#### What to do
Would you copy, character for character, the entries from the line containing "thick rear boundary" through the line containing "legend: Cortland — [33, 736, 162, 792]", including both of those lines?

#### Material
----

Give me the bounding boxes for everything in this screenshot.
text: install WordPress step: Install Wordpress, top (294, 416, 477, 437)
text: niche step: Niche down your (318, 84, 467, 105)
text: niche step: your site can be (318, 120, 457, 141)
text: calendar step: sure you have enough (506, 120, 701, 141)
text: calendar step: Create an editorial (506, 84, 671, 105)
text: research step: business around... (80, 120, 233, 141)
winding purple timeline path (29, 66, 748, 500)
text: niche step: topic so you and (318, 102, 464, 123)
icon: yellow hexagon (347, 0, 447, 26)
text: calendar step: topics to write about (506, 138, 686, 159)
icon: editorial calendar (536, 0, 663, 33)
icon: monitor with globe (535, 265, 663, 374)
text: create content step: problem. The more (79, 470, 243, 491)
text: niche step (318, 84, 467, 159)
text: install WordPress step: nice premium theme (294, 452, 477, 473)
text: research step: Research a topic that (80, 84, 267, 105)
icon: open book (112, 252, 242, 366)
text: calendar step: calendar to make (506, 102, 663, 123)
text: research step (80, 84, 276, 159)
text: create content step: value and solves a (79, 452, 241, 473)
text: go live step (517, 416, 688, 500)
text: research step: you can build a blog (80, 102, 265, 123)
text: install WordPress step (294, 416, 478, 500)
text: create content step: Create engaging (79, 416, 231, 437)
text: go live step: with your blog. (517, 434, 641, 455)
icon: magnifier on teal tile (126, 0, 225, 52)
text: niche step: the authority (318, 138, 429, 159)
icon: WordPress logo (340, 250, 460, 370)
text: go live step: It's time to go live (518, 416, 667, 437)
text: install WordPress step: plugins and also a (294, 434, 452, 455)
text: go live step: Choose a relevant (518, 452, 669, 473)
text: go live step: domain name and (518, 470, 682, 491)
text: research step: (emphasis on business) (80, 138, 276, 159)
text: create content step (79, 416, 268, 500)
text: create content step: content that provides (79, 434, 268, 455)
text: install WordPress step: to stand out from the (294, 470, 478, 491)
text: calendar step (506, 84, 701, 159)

----

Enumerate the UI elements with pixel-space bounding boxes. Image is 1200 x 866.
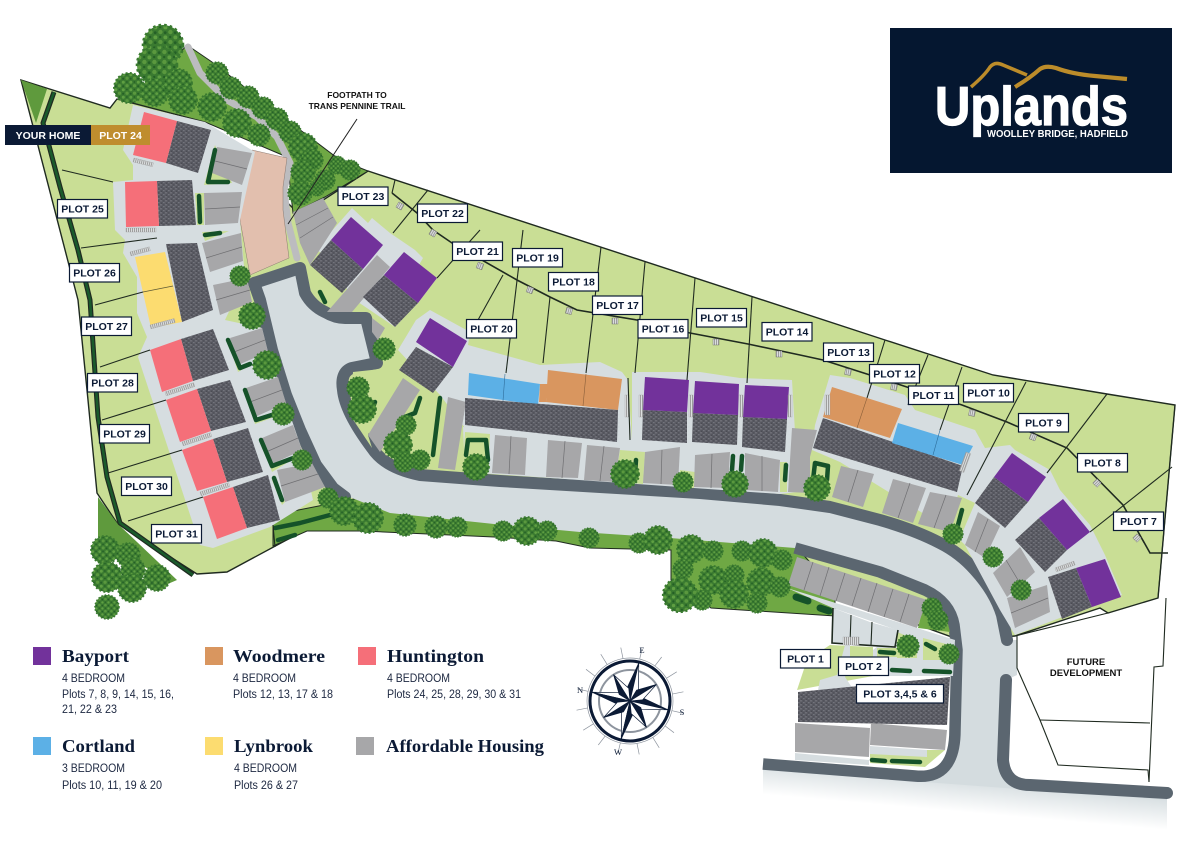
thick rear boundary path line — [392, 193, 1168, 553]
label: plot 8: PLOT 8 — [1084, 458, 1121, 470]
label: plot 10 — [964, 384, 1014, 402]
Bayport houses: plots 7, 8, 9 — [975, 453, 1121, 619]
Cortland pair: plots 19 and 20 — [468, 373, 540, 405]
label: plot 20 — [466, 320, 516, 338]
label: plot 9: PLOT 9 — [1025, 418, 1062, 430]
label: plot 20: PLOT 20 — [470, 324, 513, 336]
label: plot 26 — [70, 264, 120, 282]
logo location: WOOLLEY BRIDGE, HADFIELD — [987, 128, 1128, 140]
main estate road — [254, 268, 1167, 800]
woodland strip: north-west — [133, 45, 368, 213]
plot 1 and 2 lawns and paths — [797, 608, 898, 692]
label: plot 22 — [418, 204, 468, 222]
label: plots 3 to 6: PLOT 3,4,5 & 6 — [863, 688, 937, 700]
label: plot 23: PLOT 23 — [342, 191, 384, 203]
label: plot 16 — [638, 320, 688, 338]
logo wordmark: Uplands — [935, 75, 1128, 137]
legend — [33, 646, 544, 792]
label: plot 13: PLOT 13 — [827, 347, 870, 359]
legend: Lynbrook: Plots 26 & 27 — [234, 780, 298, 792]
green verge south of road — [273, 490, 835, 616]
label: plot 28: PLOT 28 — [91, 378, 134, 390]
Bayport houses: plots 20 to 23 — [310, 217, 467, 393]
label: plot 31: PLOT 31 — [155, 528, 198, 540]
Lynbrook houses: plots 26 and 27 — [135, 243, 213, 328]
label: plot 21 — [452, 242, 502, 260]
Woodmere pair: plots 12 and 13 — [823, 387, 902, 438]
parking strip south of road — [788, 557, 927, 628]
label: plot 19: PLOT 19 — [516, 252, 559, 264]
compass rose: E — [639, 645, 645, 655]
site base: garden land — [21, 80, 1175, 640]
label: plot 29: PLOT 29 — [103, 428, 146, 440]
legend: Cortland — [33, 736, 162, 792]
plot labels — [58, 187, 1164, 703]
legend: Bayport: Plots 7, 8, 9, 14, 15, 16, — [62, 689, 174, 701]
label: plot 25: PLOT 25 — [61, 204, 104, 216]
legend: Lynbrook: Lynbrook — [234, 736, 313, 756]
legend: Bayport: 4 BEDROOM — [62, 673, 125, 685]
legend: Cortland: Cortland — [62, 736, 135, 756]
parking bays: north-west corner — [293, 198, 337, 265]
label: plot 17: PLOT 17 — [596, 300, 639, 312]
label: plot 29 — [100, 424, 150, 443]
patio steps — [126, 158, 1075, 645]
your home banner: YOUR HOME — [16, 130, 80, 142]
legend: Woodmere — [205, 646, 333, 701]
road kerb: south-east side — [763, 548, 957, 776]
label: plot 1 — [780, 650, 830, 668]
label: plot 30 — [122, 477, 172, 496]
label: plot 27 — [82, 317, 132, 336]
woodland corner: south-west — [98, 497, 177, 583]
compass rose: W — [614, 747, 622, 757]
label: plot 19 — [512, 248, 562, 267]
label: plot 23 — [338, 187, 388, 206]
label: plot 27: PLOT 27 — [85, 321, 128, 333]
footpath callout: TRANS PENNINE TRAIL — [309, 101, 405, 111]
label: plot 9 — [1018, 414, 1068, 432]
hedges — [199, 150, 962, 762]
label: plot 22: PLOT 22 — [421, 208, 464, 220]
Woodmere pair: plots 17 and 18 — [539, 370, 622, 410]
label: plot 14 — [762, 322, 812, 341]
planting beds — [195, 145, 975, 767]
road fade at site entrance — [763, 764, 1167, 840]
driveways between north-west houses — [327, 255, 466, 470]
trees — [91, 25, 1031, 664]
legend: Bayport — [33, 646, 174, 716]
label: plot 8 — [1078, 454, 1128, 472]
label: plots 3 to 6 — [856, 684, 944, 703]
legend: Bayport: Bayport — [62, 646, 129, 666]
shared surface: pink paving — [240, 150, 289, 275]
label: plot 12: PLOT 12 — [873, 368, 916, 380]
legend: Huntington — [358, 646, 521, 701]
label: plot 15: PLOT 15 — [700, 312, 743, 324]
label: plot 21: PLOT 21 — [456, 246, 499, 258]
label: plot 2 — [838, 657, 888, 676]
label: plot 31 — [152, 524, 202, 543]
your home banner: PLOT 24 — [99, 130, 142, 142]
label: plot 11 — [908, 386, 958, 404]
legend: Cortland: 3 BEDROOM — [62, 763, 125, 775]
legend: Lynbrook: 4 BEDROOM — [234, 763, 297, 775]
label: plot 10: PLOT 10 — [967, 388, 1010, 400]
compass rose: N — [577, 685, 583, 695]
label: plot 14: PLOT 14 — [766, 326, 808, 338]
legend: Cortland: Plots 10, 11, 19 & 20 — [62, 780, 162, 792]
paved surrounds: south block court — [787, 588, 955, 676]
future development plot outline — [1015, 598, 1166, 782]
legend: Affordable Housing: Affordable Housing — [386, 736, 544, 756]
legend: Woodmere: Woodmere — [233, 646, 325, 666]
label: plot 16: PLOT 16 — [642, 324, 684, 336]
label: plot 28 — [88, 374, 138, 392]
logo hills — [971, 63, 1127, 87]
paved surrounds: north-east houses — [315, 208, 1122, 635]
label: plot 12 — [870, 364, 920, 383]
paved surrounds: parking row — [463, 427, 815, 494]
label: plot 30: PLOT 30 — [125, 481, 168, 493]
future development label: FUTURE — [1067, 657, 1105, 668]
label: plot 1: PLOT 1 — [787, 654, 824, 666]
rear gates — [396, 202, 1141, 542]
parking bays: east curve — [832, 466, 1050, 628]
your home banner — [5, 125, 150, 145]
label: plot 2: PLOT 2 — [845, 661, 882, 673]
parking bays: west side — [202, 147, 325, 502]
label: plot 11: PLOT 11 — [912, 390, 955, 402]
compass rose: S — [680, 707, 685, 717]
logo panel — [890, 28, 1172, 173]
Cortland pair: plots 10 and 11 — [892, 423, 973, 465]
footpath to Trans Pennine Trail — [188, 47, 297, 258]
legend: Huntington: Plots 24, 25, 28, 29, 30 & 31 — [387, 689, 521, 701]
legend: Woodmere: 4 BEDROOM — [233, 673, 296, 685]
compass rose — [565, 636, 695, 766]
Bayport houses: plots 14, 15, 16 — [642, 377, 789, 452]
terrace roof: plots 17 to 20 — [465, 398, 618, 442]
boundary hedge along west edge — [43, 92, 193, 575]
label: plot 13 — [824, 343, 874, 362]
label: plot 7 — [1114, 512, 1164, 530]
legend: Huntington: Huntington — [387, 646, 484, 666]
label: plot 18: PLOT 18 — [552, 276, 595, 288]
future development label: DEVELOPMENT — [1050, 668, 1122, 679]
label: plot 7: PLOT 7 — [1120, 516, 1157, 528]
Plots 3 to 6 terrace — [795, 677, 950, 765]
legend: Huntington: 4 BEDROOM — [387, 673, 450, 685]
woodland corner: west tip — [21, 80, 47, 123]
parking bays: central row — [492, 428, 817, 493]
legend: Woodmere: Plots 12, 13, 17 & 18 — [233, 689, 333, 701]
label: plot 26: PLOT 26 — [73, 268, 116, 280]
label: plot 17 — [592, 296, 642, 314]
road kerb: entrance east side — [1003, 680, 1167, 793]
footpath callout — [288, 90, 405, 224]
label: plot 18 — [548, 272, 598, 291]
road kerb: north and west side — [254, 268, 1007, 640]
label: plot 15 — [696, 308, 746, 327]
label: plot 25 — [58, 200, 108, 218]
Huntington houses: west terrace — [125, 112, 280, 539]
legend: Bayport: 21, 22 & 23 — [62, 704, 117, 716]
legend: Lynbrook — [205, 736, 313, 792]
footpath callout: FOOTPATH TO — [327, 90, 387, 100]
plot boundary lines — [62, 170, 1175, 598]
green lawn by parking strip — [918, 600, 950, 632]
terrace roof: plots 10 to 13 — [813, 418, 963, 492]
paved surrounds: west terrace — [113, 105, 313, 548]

----

#### Written response
thick rear boundary path line — [392, 193, 1168, 553]
label: plot 8: PLOT 8 — [1084, 458, 1121, 470]
label: plot 10 — [964, 384, 1014, 402]
Bayport houses: plots 7, 8, 9 — [975, 453, 1121, 619]
Cortland pair: plots 19 and 20 — [468, 373, 540, 405]
label: plot 20 — [466, 320, 516, 338]
label: plot 9: PLOT 9 — [1025, 418, 1062, 430]
label: plot 20: PLOT 20 — [470, 324, 513, 336]
label: plot 26 — [70, 264, 120, 282]
logo location: WOOLLEY BRIDGE, HADFIELD — [987, 128, 1128, 140]
main estate road — [254, 268, 1167, 800]
woodland strip: north-west — [133, 45, 368, 213]
plot 1 and 2 lawns and paths — [797, 608, 898, 692]
label: plot 22 — [418, 204, 468, 222]
label: plots 3 to 6: PLOT 3,4,5 & 6 — [863, 688, 937, 700]
label: plot 23: PLOT 23 — [342, 191, 384, 203]
label: plot 16 — [638, 320, 688, 338]
logo wordmark: Uplands — [935, 75, 1128, 137]
legend — [33, 646, 544, 792]
label: plot 13: PLOT 13 — [827, 347, 870, 359]
legend: Lynbrook: Plots 26 & 27 — [234, 780, 298, 792]
green verge south of road — [273, 490, 835, 616]
label: plot 28: PLOT 28 — [91, 378, 134, 390]
Bayport houses: plots 20 to 23 — [310, 217, 467, 393]
label: plot 31: PLOT 31 — [155, 528, 198, 540]
Lynbrook houses: plots 26 and 27 — [135, 243, 213, 328]
label: plot 21 — [452, 242, 502, 260]
Woodmere pair: plots 12 and 13 — [823, 387, 902, 438]
parking strip south of road — [788, 557, 927, 628]
label: plot 19: PLOT 19 — [516, 252, 559, 264]
compass rose: E — [639, 645, 645, 655]
site base: garden land — [21, 80, 1175, 640]
label: plot 29: PLOT 29 — [103, 428, 146, 440]
legend: Cortland — [33, 736, 162, 792]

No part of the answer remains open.